## [YOUR INSTRUCTIONS]
Copy out all the records exactly.

## [RECORDS SUPPLIED]
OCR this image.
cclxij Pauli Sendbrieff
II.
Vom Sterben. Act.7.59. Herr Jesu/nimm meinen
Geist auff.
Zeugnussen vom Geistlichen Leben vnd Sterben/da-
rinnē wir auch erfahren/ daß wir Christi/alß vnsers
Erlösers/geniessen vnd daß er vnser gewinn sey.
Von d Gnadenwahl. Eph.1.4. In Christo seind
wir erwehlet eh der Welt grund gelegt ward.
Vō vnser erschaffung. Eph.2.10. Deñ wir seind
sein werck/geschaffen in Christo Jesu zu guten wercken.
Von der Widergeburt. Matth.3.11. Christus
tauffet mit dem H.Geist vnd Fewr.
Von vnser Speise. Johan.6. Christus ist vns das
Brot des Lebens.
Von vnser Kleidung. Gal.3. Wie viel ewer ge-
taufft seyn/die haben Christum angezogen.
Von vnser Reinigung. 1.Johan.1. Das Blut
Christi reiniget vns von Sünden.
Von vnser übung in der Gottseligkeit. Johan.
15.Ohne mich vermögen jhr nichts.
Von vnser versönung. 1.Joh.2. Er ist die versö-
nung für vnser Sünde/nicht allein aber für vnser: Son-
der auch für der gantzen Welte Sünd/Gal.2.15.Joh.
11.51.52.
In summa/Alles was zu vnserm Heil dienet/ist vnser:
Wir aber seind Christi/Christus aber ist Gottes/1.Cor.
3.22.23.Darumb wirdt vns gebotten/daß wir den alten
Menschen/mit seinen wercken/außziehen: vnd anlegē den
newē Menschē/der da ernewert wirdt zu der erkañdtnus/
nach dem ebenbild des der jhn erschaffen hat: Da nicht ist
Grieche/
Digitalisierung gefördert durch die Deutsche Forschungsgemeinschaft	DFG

## [WORKED SOLUTION]
OCR this image.
cclxij Pauli Sendbrieff
II.
Vom Sterben. Act.7.59. Herr Jesu/nimm meinen
Geist auff.
Zeugnussen vom Geistlichen Leben vnd Sterben/da-
rinnē wir auch erfahren/ daß wir Christi/alß vnsers
Erlösers/geniessen vnd daß er vnser gewinn sey.
Von d Gnadenwahl. Eph.1.4. In Christo seind
wir erwehlet eh der Welt grund gelegt ward.
Vō vnser erschaffung. Eph.2.10. Deñ wir seind
sein werck/geschaffen in Christo Jesu zu guten wercken.
Von der Widergeburt. Matth.3.11. Christus
tauffet mit dem H.Geist vnd Fewr.
Von vnser Speise. Johan.6. Christus ist vns das
Brot des Lebens.
Von vnser Kleidung. Gal.3. Wie viel ewer ge-
taufft seyn/die haben Christum angezogen.
Von vnser Reinigung. 1.Johan.1. Das Blut
Christi reiniget vns von Sünden.
Von vnser übung in der Gottseligkeit. Johan.
15.Ohne mich vermögen jhr nichts.
Von vnser versönung. 1.Joh.2. Er ist die versö-
nung für vnser Sünde/nicht allein aber für vnser: Son-
der auch für der gantzen Welte Sünd/Gal.2.15.Joh.
11.51.52.
In summa/Alles was zu vnserm Heil dienet/ist vnser:
Wir aber seind Christi/Christus aber ist Gottes/1.Cor.
3.22.23.Darumb wirdt vns gebotten/daß wir den alten
Menschen/mit seinen wercken/außziehen: vnd anlegē den
newē Menschē/der da ernewert wirdt zu der erkañdtnus/
nach dem ebenbild des der jhn erschaffen hat: Da nicht ist
Grieche/
Digitalisierung gefördert durch die Deutsche Forschungsgemeinschaft	DFG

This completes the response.